-- What is asked --
Select the lines of the records containing the word "lifetime" and list them.

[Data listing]
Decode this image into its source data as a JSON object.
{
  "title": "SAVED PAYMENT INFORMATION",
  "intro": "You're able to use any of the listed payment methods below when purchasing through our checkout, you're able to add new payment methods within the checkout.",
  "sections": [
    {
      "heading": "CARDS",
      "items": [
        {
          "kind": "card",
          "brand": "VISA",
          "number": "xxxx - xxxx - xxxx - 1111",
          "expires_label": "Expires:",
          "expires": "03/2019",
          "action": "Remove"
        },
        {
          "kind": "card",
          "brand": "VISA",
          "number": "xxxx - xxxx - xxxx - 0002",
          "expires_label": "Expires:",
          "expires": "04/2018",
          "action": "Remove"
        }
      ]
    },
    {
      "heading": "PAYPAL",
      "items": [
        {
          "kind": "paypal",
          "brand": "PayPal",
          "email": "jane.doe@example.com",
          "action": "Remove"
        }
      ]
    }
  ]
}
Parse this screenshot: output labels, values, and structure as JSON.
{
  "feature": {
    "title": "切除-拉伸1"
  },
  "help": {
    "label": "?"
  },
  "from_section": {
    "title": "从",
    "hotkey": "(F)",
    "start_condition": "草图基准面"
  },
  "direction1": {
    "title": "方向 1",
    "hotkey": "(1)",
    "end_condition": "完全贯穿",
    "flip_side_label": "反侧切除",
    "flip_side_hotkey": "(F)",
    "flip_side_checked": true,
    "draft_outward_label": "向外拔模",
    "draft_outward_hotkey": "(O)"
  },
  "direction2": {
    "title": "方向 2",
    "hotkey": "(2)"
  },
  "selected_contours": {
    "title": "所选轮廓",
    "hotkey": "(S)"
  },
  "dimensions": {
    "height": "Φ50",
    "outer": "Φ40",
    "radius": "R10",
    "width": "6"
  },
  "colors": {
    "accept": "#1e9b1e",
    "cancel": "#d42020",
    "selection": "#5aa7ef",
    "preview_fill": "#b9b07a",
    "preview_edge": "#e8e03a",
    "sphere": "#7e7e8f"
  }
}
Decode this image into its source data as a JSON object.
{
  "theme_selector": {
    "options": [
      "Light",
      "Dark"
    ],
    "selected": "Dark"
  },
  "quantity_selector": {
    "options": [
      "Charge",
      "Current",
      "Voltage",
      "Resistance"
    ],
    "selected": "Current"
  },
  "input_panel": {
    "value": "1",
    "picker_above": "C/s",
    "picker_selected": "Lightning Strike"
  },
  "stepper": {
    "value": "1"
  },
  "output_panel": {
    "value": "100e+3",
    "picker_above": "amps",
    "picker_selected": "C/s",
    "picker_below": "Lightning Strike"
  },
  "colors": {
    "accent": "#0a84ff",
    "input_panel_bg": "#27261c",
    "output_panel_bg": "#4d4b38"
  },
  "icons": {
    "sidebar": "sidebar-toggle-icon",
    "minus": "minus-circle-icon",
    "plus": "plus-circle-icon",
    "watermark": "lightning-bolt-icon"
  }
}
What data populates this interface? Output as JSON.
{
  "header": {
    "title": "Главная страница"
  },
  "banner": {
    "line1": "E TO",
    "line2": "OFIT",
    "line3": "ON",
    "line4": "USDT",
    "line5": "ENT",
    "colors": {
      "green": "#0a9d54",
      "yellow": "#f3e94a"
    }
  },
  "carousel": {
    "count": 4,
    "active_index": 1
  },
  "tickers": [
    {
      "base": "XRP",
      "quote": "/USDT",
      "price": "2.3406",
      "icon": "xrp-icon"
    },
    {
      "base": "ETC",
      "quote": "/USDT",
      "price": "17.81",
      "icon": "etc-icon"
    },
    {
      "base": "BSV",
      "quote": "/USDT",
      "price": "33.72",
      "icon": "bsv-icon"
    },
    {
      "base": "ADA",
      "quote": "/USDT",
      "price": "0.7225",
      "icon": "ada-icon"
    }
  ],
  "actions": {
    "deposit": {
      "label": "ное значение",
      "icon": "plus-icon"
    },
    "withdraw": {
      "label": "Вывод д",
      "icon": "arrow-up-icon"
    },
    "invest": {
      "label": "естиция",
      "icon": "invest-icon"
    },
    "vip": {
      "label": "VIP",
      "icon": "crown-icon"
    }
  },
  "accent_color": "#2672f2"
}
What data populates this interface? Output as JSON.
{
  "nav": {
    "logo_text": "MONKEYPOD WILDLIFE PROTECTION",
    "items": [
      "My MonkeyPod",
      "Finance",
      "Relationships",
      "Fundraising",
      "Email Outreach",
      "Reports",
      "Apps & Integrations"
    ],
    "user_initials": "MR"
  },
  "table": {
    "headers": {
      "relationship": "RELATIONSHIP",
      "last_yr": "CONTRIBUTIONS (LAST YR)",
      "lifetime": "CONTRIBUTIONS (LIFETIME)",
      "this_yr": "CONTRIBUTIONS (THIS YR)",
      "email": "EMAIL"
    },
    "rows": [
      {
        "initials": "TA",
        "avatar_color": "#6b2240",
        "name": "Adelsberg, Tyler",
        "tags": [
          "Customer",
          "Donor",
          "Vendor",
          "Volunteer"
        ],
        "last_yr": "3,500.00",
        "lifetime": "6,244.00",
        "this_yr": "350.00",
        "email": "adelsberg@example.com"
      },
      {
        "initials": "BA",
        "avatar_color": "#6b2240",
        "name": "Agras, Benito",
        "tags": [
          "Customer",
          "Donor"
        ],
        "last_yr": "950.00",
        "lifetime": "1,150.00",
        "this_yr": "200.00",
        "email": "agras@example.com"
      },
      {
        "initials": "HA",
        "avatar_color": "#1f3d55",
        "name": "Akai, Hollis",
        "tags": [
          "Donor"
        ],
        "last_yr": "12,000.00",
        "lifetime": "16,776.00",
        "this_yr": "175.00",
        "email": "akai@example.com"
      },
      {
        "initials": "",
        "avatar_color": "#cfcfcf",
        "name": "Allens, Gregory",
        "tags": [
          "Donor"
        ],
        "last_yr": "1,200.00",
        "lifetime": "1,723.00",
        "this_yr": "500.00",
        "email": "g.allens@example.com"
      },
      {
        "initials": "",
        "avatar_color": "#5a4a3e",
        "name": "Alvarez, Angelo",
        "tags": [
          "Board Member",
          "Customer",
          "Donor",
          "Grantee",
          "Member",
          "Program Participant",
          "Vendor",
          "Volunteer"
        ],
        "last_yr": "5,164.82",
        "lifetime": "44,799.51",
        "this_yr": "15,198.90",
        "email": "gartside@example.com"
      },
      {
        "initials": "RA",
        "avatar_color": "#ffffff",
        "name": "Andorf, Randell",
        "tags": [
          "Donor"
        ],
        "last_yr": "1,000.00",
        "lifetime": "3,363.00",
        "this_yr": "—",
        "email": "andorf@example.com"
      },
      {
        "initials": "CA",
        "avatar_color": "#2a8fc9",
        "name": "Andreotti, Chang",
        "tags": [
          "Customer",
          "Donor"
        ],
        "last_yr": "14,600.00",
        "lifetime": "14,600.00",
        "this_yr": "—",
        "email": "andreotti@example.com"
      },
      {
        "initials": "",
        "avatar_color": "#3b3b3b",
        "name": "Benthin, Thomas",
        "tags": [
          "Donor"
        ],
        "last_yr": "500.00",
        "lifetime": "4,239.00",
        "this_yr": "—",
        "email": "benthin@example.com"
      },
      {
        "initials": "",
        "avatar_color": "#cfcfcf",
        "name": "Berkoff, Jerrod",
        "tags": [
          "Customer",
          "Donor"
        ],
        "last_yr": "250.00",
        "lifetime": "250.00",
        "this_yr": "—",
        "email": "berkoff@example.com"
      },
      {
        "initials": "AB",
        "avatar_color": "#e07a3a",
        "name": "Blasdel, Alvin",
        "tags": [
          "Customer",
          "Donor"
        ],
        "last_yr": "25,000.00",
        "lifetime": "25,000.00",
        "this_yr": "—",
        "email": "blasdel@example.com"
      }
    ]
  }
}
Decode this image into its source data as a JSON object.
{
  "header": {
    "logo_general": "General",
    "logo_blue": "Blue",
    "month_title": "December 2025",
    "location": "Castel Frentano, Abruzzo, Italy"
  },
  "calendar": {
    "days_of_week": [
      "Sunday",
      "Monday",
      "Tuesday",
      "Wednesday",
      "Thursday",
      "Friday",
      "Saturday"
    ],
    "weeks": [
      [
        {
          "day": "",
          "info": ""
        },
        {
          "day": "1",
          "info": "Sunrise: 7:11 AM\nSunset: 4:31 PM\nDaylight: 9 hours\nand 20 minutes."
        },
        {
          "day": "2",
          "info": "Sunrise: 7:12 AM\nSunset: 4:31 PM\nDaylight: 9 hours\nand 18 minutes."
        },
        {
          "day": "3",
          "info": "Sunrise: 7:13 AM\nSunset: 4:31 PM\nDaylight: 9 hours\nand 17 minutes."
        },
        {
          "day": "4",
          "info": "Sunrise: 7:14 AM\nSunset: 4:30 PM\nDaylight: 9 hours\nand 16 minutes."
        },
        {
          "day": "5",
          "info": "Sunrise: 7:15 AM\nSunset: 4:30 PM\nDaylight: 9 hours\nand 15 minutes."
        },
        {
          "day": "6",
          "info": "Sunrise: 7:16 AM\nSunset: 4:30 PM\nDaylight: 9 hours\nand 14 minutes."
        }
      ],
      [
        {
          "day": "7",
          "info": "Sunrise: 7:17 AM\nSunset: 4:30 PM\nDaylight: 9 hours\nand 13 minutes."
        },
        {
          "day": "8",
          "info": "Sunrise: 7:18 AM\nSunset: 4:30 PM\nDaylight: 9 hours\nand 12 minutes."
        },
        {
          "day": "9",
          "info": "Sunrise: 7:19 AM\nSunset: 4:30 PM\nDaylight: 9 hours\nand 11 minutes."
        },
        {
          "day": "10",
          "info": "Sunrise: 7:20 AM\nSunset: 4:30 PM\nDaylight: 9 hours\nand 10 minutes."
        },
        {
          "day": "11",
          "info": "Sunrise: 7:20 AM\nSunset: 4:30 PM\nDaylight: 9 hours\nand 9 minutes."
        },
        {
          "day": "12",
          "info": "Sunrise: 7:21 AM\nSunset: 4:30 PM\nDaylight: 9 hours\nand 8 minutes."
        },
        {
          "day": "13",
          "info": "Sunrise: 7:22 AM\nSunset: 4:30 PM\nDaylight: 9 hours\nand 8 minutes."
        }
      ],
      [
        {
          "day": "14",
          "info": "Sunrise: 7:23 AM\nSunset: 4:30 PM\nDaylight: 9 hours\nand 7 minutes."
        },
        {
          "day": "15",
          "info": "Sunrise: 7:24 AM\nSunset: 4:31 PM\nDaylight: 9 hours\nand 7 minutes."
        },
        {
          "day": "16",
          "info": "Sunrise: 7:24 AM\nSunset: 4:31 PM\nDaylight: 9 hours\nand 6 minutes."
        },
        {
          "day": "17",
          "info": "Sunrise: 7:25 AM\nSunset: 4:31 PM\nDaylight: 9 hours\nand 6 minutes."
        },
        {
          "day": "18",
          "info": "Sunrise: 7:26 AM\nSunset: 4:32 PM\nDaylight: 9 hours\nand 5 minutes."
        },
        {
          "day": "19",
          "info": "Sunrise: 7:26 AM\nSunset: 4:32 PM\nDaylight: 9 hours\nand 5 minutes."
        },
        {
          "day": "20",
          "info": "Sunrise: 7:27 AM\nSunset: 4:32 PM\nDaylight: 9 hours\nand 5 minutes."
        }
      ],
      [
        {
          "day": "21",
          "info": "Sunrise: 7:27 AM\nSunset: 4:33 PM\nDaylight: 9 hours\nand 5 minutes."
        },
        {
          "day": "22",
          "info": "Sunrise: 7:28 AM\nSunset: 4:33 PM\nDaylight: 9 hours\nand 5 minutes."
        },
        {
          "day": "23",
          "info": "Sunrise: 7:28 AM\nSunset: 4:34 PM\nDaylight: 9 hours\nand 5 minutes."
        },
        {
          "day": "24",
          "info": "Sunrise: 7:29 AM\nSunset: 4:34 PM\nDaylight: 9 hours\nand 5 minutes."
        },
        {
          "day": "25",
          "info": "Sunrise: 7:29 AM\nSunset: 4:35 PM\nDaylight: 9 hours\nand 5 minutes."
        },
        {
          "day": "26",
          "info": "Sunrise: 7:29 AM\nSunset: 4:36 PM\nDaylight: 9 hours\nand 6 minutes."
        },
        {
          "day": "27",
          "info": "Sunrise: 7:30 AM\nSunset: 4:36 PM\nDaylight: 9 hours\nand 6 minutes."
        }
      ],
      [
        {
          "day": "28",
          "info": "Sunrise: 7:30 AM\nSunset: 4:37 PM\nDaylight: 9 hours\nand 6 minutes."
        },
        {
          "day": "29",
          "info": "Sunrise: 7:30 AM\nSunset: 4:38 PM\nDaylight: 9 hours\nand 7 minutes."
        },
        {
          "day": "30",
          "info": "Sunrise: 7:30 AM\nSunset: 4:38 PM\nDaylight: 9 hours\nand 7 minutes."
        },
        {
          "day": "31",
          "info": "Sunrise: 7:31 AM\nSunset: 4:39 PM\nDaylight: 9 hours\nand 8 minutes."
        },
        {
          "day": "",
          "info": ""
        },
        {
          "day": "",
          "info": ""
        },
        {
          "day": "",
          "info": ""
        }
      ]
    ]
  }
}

-- Task output --
      "lifetime": "CONTRIBUTIONS (LIFETIME)",
        "lifetime": "6,244.00",
        "lifetime": "1,150.00",
        "lifetime": "16,776.00",
        "lifetime": "1,723.00",
        "lifetime": "44,799.51",
        "lifetime": "3,363.00",
        "lifetime": "14,600.00",
        "lifetime": "4,239.00",
        "lifetime": "250.00",
        "lifetime": "25,000.00",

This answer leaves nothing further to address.